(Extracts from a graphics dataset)

## BEGIN

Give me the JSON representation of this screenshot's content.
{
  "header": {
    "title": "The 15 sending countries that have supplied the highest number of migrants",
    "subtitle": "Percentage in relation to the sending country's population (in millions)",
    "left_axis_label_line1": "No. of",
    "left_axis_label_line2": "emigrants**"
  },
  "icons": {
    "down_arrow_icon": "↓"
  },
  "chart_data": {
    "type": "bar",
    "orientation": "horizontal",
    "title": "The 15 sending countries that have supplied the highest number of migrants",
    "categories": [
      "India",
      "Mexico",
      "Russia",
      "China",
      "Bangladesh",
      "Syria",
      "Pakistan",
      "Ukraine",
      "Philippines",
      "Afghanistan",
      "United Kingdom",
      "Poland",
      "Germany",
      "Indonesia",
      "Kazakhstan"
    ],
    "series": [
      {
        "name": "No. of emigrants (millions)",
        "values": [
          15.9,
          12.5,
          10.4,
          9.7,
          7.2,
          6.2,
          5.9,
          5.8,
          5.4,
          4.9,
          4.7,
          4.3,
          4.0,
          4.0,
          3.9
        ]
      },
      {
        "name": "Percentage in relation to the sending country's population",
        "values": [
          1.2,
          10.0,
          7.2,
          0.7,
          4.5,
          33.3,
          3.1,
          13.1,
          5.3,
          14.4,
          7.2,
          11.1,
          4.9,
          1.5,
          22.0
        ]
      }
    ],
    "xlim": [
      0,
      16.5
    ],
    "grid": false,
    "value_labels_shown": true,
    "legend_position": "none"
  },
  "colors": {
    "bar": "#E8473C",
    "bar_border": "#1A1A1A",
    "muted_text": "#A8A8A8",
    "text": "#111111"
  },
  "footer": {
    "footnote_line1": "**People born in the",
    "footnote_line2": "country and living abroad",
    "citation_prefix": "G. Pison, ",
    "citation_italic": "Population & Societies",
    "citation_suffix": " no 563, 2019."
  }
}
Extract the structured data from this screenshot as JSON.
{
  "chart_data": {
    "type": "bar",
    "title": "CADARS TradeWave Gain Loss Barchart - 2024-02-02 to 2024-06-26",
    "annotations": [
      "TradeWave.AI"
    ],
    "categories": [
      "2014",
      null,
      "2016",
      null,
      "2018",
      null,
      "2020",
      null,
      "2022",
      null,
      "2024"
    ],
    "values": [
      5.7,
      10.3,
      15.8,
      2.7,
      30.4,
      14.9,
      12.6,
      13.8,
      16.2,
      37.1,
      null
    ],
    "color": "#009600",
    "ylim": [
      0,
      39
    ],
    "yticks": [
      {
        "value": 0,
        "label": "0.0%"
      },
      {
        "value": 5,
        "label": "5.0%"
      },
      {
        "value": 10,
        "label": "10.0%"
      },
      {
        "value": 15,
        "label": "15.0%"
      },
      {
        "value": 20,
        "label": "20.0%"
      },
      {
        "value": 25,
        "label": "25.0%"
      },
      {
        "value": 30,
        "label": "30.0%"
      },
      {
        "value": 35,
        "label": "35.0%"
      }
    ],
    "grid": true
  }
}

## END

# [Stated exercise]
Set out every line from the material that contains the string "millions".

# [Exercise answer]
    "subtitle": "Percentage in relation to the sending country's population (in millions)",
        "name": "No. of emigrants (millions)",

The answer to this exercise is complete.